Stated task » Repeat each line word for word.
++++++++++++++++++++
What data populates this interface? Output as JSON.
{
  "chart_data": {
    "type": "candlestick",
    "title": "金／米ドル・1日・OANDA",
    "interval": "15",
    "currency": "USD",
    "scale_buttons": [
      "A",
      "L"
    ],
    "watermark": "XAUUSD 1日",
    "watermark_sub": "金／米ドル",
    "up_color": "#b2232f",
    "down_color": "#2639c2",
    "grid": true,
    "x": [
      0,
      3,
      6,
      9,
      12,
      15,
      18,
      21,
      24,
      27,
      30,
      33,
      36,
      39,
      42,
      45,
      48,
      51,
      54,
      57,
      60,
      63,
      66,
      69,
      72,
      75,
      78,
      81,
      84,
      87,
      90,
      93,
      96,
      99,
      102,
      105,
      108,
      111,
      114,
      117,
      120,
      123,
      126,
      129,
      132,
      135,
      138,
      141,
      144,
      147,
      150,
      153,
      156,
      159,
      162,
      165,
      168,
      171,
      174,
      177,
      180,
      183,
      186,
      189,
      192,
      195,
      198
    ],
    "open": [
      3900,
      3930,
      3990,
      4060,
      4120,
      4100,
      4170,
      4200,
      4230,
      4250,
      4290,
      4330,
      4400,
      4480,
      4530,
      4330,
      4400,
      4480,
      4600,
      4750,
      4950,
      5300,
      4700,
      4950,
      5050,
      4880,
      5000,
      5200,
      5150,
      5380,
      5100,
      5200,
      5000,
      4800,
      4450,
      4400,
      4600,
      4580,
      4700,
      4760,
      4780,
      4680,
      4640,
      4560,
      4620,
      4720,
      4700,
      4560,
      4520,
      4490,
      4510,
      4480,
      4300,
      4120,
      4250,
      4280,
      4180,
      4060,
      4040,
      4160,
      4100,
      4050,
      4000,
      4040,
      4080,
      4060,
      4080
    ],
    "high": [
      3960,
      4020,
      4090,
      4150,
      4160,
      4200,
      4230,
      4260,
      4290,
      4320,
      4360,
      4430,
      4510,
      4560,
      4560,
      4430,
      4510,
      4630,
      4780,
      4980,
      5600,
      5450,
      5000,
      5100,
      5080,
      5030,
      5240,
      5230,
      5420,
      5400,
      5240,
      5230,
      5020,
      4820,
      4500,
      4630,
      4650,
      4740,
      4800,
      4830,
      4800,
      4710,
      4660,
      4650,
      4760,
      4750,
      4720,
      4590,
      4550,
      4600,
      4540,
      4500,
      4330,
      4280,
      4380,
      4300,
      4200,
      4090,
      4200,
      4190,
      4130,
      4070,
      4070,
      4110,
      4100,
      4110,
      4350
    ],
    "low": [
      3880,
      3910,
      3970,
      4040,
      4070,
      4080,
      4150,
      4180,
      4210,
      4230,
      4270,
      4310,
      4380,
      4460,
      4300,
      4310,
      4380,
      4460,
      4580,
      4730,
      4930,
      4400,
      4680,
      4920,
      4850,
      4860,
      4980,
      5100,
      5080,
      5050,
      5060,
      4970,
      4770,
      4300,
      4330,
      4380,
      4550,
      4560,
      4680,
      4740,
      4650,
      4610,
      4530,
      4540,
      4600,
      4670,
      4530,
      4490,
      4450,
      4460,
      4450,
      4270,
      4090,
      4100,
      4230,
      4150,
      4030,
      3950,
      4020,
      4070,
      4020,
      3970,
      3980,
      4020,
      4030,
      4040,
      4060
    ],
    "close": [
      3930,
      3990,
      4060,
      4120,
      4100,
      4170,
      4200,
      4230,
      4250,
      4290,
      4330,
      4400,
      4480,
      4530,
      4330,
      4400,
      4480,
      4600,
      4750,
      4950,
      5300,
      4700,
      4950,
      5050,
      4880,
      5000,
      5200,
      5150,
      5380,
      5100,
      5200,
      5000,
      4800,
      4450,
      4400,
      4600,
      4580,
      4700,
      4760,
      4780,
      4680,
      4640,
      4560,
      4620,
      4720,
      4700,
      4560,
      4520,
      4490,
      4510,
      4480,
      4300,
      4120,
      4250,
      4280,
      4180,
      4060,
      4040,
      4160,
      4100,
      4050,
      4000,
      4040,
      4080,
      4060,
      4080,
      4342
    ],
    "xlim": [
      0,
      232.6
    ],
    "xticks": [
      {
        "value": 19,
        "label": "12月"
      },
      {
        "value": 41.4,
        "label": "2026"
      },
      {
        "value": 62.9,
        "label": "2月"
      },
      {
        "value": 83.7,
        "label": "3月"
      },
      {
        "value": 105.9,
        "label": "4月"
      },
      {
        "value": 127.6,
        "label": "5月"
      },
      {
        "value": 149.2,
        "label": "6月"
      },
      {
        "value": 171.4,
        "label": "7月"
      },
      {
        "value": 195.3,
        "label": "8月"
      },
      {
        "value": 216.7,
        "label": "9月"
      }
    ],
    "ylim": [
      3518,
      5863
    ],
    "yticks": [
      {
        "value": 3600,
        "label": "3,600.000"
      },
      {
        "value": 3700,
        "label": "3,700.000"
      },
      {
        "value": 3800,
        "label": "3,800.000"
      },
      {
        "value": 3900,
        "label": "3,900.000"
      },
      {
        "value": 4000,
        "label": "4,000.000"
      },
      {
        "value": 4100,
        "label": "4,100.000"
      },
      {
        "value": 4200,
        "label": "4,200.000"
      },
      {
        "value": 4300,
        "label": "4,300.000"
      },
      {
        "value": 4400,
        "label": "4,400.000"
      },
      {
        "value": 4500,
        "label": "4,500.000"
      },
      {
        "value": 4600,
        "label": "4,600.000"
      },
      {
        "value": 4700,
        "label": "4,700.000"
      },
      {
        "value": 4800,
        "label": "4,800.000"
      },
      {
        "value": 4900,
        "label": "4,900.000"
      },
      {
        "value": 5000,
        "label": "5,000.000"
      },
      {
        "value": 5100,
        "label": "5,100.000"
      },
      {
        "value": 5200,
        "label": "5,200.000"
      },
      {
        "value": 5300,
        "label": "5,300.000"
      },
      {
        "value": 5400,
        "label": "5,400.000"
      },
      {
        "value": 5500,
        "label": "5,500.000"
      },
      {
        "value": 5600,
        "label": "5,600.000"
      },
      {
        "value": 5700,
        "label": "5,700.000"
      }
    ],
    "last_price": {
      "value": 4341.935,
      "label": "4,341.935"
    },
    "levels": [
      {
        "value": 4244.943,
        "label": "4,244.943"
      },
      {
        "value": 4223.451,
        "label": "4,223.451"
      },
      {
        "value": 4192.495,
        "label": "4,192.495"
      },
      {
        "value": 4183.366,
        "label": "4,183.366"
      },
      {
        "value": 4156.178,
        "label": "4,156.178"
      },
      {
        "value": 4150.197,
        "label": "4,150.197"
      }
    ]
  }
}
++++++++++++++++++++
Expected output »
What data populates this interface? Output as JSON.
{
  "chart_data": {
    "type": "candlestick",
    "title": "金／米ドル・1日・OANDA",
    "interval": "15",
    "currency": "USD",
    "scale_buttons": [
      "A",
      "L"
    ],
    "watermark": "XAUUSD 1日",
    "watermark_sub": "金／米ドル",
    "up_color": "#b2232f",
    "down_color": "#2639c2",
    "grid": true,
    "x": [
      0,
      3,
      6,
      9,
      12,
      15,
      18,
      21,
      24,
      27,
      30,
      33,
      36,
      39,
      42,
      45,
      48,
      51,
      54,
      57,
      60,
      63,
      66,
      69,
      72,
      75,
      78,
      81,
      84,
      87,
      90,
      93,
      96,
      99,
      102,
      105,
      108,
      111,
      114,
      117,
      120,
      123,
      126,
      129,
      132,
      135,
      138,
      141,
      144,
      147,
      150,
      153,
      156,
      159,
      162,
      165,
      168,
      171,
      174,
      177,
      180,
      183,
      186,
      189,
      192,
      195,
      198
    ],
    "open": [
      3900,
      3930,
      3990,
      4060,
      4120,
      4100,
      4170,
      4200,
      4230,
      4250,
      4290,
      4330,
      4400,
      4480,
      4530,
      4330,
      4400,
      4480,
      4600,
      4750,
      4950,
      5300,
      4700,
      4950,
      5050,
      4880,
      5000,
      5200,
      5150,
      5380,
      5100,
      5200,
      5000,
      4800,
      4450,
      4400,
      4600,
      4580,
      4700,
      4760,
      4780,
      4680,
      4640,
      4560,
      4620,
      4720,
      4700,
      4560,
      4520,
      4490,
      4510,
      4480,
      4300,
      4120,
      4250,
      4280,
      4180,
      4060,
      4040,
      4160,
      4100,
      4050,
      4000,
      4040,
      4080,
      4060,
      4080
    ],
    "high": [
      3960,
      4020,
      4090,
      4150,
      4160,
      4200,
      4230,
      4260,
      4290,
      4320,
      4360,
      4430,
      4510,
      4560,
      4560,
      4430,
      4510,
      4630,
      4780,
      4980,
      5600,
      5450,
      5000,
      5100,
      5080,
      5030,
      5240,
      5230,
      5420,
      5400,
      5240,
      5230,
      5020,
      4820,
      4500,
      4630,
      4650,
      4740,
      4800,
      4830,
      4800,
      4710,
      4660,
      4650,
      4760,
      4750,
      4720,
      4590,
      4550,
      4600,
      4540,
      4500,
      4330,
      4280,
      4380,
      4300,
      4200,
      4090,
      4200,
      4190,
      4130,
      4070,
      4070,
      4110,
      4100,
      4110,
      4350
    ],
    "low": [
      3880,
      3910,
      3970,
      4040,
      4070,
      4080,
      4150,
      4180,
      4210,
      4230,
      4270,
      4310,
      4380,
      4460,
      4300,
      4310,
      4380,
      4460,
      4580,
      4730,
      4930,
      4400,
      4680,
      4920,
      4850,
      4860,
      4980,
      5100,
      5080,
      5050,
      5060,
      4970,
      4770,
      4300,
      4330,
      4380,
      4550,
      4560,
      4680,
      4740,
      4650,
      4610,
      4530,
      4540,
      4600,
      4670,
      4530,
      4490,
      4450,
      4460,
      4450,
      4270,
      4090,
      4100,
      4230,
      4150,
      4030,
      3950,
      4020,
      4070,
      4020,
      3970,
      3980,
      4020,
      4030,
      4040,
      4060
    ],
    "close": [
      3930,
      3990,
      4060,
      4120,
      4100,
      4170,
      4200,
      4230,
      4250,
      4290,
      4330,
      4400,
      4480,
      4530,
      4330,
      4400,
      4480,
      4600,
      4750,
      4950,
      5300,
      4700,
      4950,
      5050,
      4880,
      5000,
      5200,
      5150,
      5380,
      5100,
      5200,
      5000,
      4800,
      4450,
      4400,
      4600,
      4580,
      4700,
      4760,
      4780,
      4680,
      4640,
      4560,
      4620,
      4720,
      4700,
      4560,
      4520,
      4490,
      4510,
      4480,
      4300,
      4120,
      4250,
      4280,
      4180,
      4060,
      4040,
      4160,
      4100,
      4050,
      4000,
      4040,
      4080,
      4060,
      4080,
      4342
    ],
    "xlim": [
      0,
      232.6
    ],
    "xticks": [
      {
        "value": 19,
        "label": "12月"
      },
      {
        "value": 41.4,
        "label": "2026"
      },
      {
        "value": 62.9,
        "label": "2月"
      },
      {
        "value": 83.7,
        "label": "3月"
      },
      {
        "value": 105.9,
        "label": "4月"
      },
      {
        "value": 127.6,
        "label": "5月"
      },
      {
        "value": 149.2,
        "label": "6月"
      },
      {
        "value": 171.4,
        "label": "7月"
      },
      {
        "value": 195.3,
        "label": "8月"
      },
      {
        "value": 216.7,
        "label": "9月"
      }
    ],
    "ylim": [
      3518,
      5863
    ],
    "yticks": [
      {
        "value": 3600,
        "label": "3,600.000"
      },
      {
        "value": 3700,
        "label": "3,700.000"
      },
      {
        "value": 3800,
        "label": "3,800.000"
      },
      {
        "value": 3900,
        "label": "3,900.000"
      },
      {
        "value": 4000,
        "label": "4,000.000"
      },
      {
        "value": 4100,
        "label": "4,100.000"
      },
      {
        "value": 4200,
        "label": "4,200.000"
      },
      {
        "value": 4300,
        "label": "4,300.000"
      },
      {
        "value": 4400,
        "label": "4,400.000"
      },
      {
        "value": 4500,
        "label": "4,500.000"
      },
      {
        "value": 4600,
        "label": "4,600.000"
      },
      {
        "value": 4700,
        "label": "4,700.000"
      },
      {
        "value": 4800,
        "label": "4,800.000"
      },
      {
        "value": 4900,
        "label": "4,900.000"
      },
      {
        "value": 5000,
        "label": "5,000.000"
      },
      {
        "value": 5100,
        "label": "5,100.000"
      },
      {
        "value": 5200,
        "label": "5,200.000"
      },
      {
        "value": 5300,
        "label": "5,300.000"
      },
      {
        "value": 5400,
        "label": "5,400.000"
      },
      {
        "value": 5500,
        "label": "5,500.000"
      },
      {
        "value": 5600,
        "label": "5,600.000"
      },
      {
        "value": 5700,
        "label": "5,700.000"
      }
    ],
    "last_price": {
      "value": 4341.935,
      "label": "4,341.935"
    },
    "levels": [
      {
        "value": 4244.943,
        "label": "4,244.943"
      },
      {
        "value": 4223.451,
        "label": "4,223.451"
      },
      {
        "value": 4192.495,
        "label": "4,192.495"
      },
      {
        "value": 4183.366,
        "label": "4,183.366"
      },
      {
        "value": 4156.178,
        "label": "4,156.178"
      },
      {
        "value": 4150.197,
        "label": "4,150.197"
      }
    ]
  }
}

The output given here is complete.